**Supplied entries:**
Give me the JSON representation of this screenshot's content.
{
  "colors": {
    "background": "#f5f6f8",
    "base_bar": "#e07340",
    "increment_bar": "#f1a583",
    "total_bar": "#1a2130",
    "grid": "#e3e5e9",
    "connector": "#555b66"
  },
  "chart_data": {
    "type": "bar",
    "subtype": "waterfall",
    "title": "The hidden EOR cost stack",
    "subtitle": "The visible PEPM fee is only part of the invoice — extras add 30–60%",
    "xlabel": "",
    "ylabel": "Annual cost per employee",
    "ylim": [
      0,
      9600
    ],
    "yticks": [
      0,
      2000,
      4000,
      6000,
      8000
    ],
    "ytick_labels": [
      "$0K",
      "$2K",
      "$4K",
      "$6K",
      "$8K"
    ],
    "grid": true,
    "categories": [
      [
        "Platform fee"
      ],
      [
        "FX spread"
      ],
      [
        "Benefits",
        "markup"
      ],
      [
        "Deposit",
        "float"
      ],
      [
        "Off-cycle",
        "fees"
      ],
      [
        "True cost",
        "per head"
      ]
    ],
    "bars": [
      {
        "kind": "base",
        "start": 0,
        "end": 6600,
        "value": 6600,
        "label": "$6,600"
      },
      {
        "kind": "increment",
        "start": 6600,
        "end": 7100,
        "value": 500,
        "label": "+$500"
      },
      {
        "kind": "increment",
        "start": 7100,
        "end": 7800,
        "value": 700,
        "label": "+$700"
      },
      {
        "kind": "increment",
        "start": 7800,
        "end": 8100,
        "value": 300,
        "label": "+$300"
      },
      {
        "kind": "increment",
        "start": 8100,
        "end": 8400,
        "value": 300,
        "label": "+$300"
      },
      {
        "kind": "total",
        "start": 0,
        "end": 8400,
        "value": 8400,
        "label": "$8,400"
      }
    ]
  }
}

**Set problem:**
Above are the records; copy all of them exactly.

**Solution to this problem:**
Give me the JSON representation of this screenshot's content.
{
  "colors": {
    "background": "#f5f6f8",
    "base_bar": "#e07340",
    "increment_bar": "#f1a583",
    "total_bar": "#1a2130",
    "grid": "#e3e5e9",
    "connector": "#555b66"
  },
  "chart_data": {
    "type": "bar",
    "subtype": "waterfall",
    "title": "The hidden EOR cost stack",
    "subtitle": "The visible PEPM fee is only part of the invoice — extras add 30–60%",
    "xlabel": "",
    "ylabel": "Annual cost per employee",
    "ylim": [
      0,
      9600
    ],
    "yticks": [
      0,
      2000,
      4000,
      6000,
      8000
    ],
    "ytick_labels": [
      "$0K",
      "$2K",
      "$4K",
      "$6K",
      "$8K"
    ],
    "grid": true,
    "categories": [
      [
        "Platform fee"
      ],
      [
        "FX spread"
      ],
      [
        "Benefits",
        "markup"
      ],
      [
        "Deposit",
        "float"
      ],
      [
        "Off-cycle",
        "fees"
      ],
      [
        "True cost",
        "per head"
      ]
    ],
    "bars": [
      {
        "kind": "base",
        "start": 0,
        "end": 6600,
        "value": 6600,
        "label": "$6,600"
      },
      {
        "kind": "increment",
        "start": 6600,
        "end": 7100,
        "value": 500,
        "label": "+$500"
      },
      {
        "kind": "increment",
        "start": 7100,
        "end": 7800,
        "value": 700,
        "label": "+$700"
      },
      {
        "kind": "increment",
        "start": 7800,
        "end": 8100,
        "value": 300,
        "label": "+$300"
      },
      {
        "kind": "increment",
        "start": 8100,
        "end": 8400,
        "value": 300,
        "label": "+$300"
      },
      {
        "kind": "total",
        "start": 0,
        "end": 8400,
        "value": 8400,
        "label": "$8,400"
      }
    ]
  }
}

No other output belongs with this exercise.